**Short task**:
Look for the word "JSON" in the entries below, then copy every line that has it.

**Figure contents as structured data**:

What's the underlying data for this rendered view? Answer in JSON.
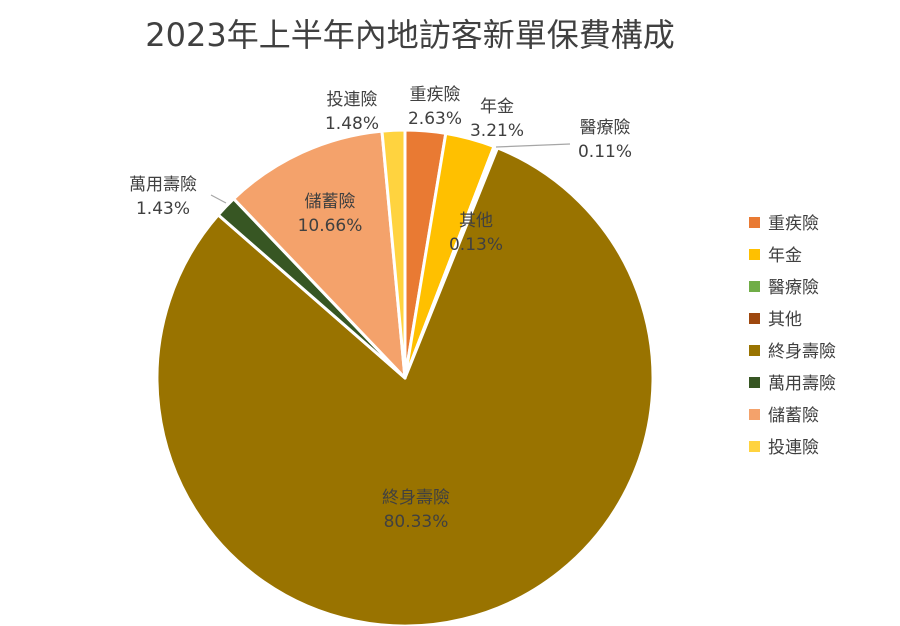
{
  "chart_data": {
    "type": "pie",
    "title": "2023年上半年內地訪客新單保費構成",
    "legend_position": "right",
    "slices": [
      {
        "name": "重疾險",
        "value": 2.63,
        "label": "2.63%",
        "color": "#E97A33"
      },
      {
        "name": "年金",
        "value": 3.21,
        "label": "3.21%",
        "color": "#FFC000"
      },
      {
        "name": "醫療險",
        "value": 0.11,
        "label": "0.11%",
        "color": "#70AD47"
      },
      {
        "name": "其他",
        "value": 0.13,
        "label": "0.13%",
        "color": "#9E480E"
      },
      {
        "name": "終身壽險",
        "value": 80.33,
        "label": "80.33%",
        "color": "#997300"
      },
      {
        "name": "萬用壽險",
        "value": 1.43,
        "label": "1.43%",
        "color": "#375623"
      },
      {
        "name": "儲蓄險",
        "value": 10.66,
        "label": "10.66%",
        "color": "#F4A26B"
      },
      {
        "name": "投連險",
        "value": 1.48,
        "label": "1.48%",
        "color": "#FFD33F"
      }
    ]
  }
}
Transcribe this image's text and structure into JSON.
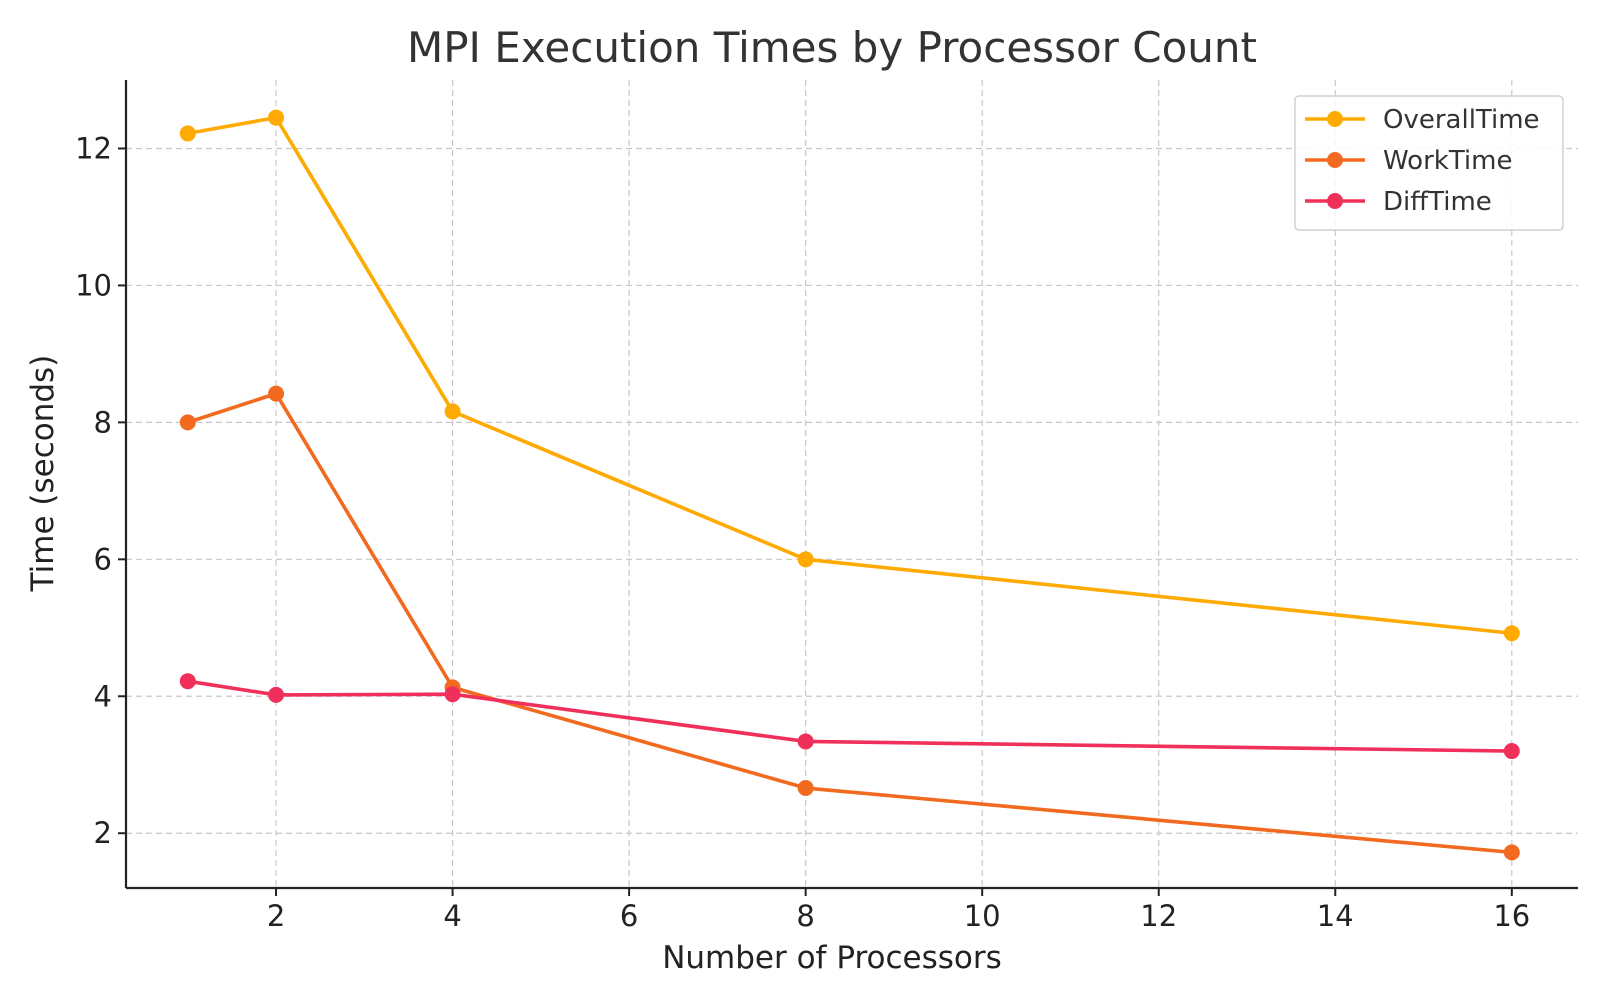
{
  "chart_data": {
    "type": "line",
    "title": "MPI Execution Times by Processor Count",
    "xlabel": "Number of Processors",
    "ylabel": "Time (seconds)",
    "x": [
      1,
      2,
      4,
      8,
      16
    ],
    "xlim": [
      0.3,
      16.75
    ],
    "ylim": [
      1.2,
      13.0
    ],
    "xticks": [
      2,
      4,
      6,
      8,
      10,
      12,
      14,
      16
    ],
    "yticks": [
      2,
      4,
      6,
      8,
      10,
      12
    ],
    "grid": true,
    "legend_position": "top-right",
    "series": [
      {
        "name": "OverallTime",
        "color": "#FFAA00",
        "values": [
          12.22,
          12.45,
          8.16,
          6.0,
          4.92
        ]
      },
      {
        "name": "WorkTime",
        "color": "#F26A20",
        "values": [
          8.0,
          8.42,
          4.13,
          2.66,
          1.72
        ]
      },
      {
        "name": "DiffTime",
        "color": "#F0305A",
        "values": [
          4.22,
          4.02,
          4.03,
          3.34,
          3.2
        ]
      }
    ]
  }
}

**Answer to the problem**:
What's the underlying data for this rendered view? Answer in JSON.
Transcribe this image's text and structure into JSON.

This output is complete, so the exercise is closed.